Instructions for the task:
Without altering anything, output the material below.

Data section:
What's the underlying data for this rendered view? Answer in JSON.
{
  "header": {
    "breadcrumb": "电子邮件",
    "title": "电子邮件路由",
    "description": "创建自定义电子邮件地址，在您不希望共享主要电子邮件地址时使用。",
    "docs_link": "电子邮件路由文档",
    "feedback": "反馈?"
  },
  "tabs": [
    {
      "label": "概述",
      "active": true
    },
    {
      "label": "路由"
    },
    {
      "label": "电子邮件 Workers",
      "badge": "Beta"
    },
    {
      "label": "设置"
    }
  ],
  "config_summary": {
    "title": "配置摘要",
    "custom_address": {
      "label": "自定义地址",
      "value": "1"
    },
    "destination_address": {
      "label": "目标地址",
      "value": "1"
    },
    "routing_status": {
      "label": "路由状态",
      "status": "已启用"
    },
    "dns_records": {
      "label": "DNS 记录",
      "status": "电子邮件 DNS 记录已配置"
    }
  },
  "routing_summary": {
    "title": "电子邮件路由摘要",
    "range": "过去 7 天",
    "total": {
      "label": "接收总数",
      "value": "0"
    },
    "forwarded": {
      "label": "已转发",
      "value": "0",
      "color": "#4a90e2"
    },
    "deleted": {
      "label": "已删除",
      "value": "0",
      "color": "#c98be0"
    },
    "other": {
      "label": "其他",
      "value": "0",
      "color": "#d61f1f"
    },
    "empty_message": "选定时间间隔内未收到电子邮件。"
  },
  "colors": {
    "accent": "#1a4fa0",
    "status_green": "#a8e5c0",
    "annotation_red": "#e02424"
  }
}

Answer to this exercise:
What's the underlying data for this rendered view? Answer in JSON.
{
  "header": {
    "breadcrumb": "电子邮件",
    "title": "电子邮件路由",
    "description": "创建自定义电子邮件地址，在您不希望共享主要电子邮件地址时使用。",
    "docs_link": "电子邮件路由文档",
    "feedback": "反馈?"
  },
  "tabs": [
    {
      "label": "概述",
      "active": true
    },
    {
      "label": "路由"
    },
    {
      "label": "电子邮件 Workers",
      "badge": "Beta"
    },
    {
      "label": "设置"
    }
  ],
  "config_summary": {
    "title": "配置摘要",
    "custom_address": {
      "label": "自定义地址",
      "value": "1"
    },
    "destination_address": {
      "label": "目标地址",
      "value": "1"
    },
    "routing_status": {
      "label": "路由状态",
      "status": "已启用"
    },
    "dns_records": {
      "label": "DNS 记录",
      "status": "电子邮件 DNS 记录已配置"
    }
  },
  "routing_summary": {
    "title": "电子邮件路由摘要",
    "range": "过去 7 天",
    "total": {
      "label": "接收总数",
      "value": "0"
    },
    "forwarded": {
      "label": "已转发",
      "value": "0",
      "color": "#4a90e2"
    },
    "deleted": {
      "label": "已删除",
      "value": "0",
      "color": "#c98be0"
    },
    "other": {
      "label": "其他",
      "value": "0",
      "color": "#d61f1f"
    },
    "empty_message": "选定时间间隔内未收到电子邮件。"
  },
  "colors": {
    "accent": "#1a4fa0",
    "status_green": "#a8e5c0",
    "annotation_red": "#e02424"
  }
}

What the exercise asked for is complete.